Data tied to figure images
+ + +
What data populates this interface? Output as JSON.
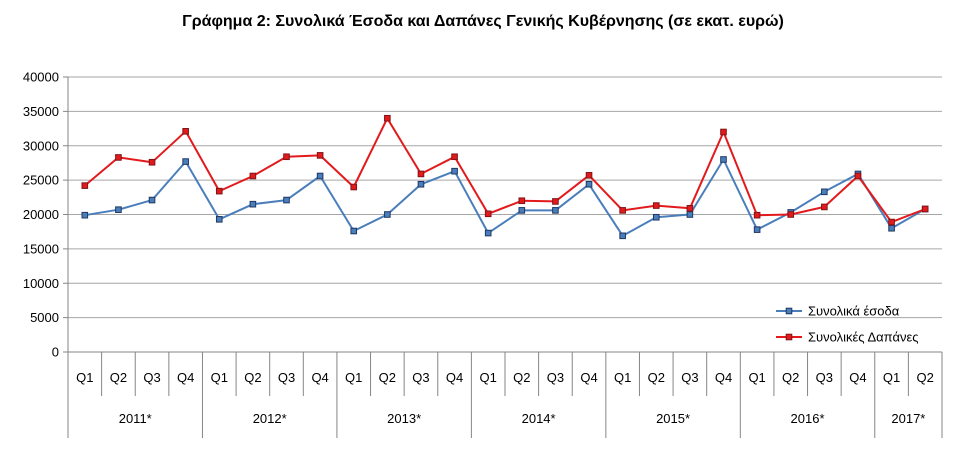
{
  "chart_data": {
    "type": "line",
    "title": "Γράφημα 2: Συνολικά Έσοδα και Δαπάνες Γενικής Κυβέρνησης (σε εκατ. ευρώ)",
    "xlabel": "",
    "ylabel": "",
    "ylim": [
      0,
      40000
    ],
    "yticks": [
      0,
      5000,
      10000,
      15000,
      20000,
      25000,
      30000,
      35000,
      40000
    ],
    "grid": true,
    "legend_position": "bottom-right",
    "years": [
      {
        "label": "2011*",
        "quarters": 4
      },
      {
        "label": "2012*",
        "quarters": 4
      },
      {
        "label": "2013*",
        "quarters": 4
      },
      {
        "label": "2014*",
        "quarters": 4
      },
      {
        "label": "2015*",
        "quarters": 4
      },
      {
        "label": "2016*",
        "quarters": 4
      },
      {
        "label": "2017*",
        "quarters": 2
      }
    ],
    "categories": [
      "Q1",
      "Q2",
      "Q3",
      "Q4",
      "Q1",
      "Q2",
      "Q3",
      "Q4",
      "Q1",
      "Q2",
      "Q3",
      "Q4",
      "Q1",
      "Q2",
      "Q3",
      "Q4",
      "Q1",
      "Q2",
      "Q3",
      "Q4",
      "Q1",
      "Q2",
      "Q3",
      "Q4",
      "Q1",
      "Q2"
    ],
    "series": [
      {
        "name": "Συνολικά έσοδα",
        "color": "#4a7ebb",
        "marker_color": "#1f3864",
        "values": [
          19900,
          20700,
          22100,
          27700,
          19300,
          21500,
          22100,
          25600,
          17600,
          20000,
          24400,
          26300,
          17300,
          20600,
          20600,
          24400,
          16900,
          19600,
          20000,
          28000,
          17800,
          20300,
          23300,
          25900,
          18000,
          20800
        ]
      },
      {
        "name": "Συνολικές Δαπάνες",
        "color": "#e31a1c",
        "marker_color": "#7f1417",
        "values": [
          24200,
          28300,
          27600,
          32100,
          23400,
          25600,
          28400,
          28600,
          24000,
          34000,
          25900,
          28400,
          20100,
          22000,
          21900,
          25700,
          20600,
          21300,
          20900,
          32000,
          19900,
          20000,
          21100,
          25600,
          18900,
          20800
        ]
      }
    ]
  }
}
+ + +
_WRITTEN TASK:_ Reproduce each record from above exactly; pictures do not belong in the copy.

_FULL SOLUTION:_
What data populates this interface? Output as JSON.
{
  "chart_data": {
    "type": "line",
    "title": "Γράφημα 2: Συνολικά Έσοδα και Δαπάνες Γενικής Κυβέρνησης (σε εκατ. ευρώ)",
    "xlabel": "",
    "ylabel": "",
    "ylim": [
      0,
      40000
    ],
    "yticks": [
      0,
      5000,
      10000,
      15000,
      20000,
      25000,
      30000,
      35000,
      40000
    ],
    "grid": true,
    "legend_position": "bottom-right",
    "years": [
      {
        "label": "2011*",
        "quarters": 4
      },
      {
        "label": "2012*",
        "quarters": 4
      },
      {
        "label": "2013*",
        "quarters": 4
      },
      {
        "label": "2014*",
        "quarters": 4
      },
      {
        "label": "2015*",
        "quarters": 4
      },
      {
        "label": "2016*",
        "quarters": 4
      },
      {
        "label": "2017*",
        "quarters": 2
      }
    ],
    "categories": [
      "Q1",
      "Q2",
      "Q3",
      "Q4",
      "Q1",
      "Q2",
      "Q3",
      "Q4",
      "Q1",
      "Q2",
      "Q3",
      "Q4",
      "Q1",
      "Q2",
      "Q3",
      "Q4",
      "Q1",
      "Q2",
      "Q3",
      "Q4",
      "Q1",
      "Q2",
      "Q3",
      "Q4",
      "Q1",
      "Q2"
    ],
    "series": [
      {
        "name": "Συνολικά έσοδα",
        "color": "#4a7ebb",
        "marker_color": "#1f3864",
        "values": [
          19900,
          20700,
          22100,
          27700,
          19300,
          21500,
          22100,
          25600,
          17600,
          20000,
          24400,
          26300,
          17300,
          20600,
          20600,
          24400,
          16900,
          19600,
          20000,
          28000,
          17800,
          20300,
          23300,
          25900,
          18000,
          20800
        ]
      },
      {
        "name": "Συνολικές Δαπάνες",
        "color": "#e31a1c",
        "marker_color": "#7f1417",
        "values": [
          24200,
          28300,
          27600,
          32100,
          23400,
          25600,
          28400,
          28600,
          24000,
          34000,
          25900,
          28400,
          20100,
          22000,
          21900,
          25700,
          20600,
          21300,
          20900,
          32000,
          19900,
          20000,
          21100,
          25600,
          18900,
          20800
        ]
      }
    ]
  }
}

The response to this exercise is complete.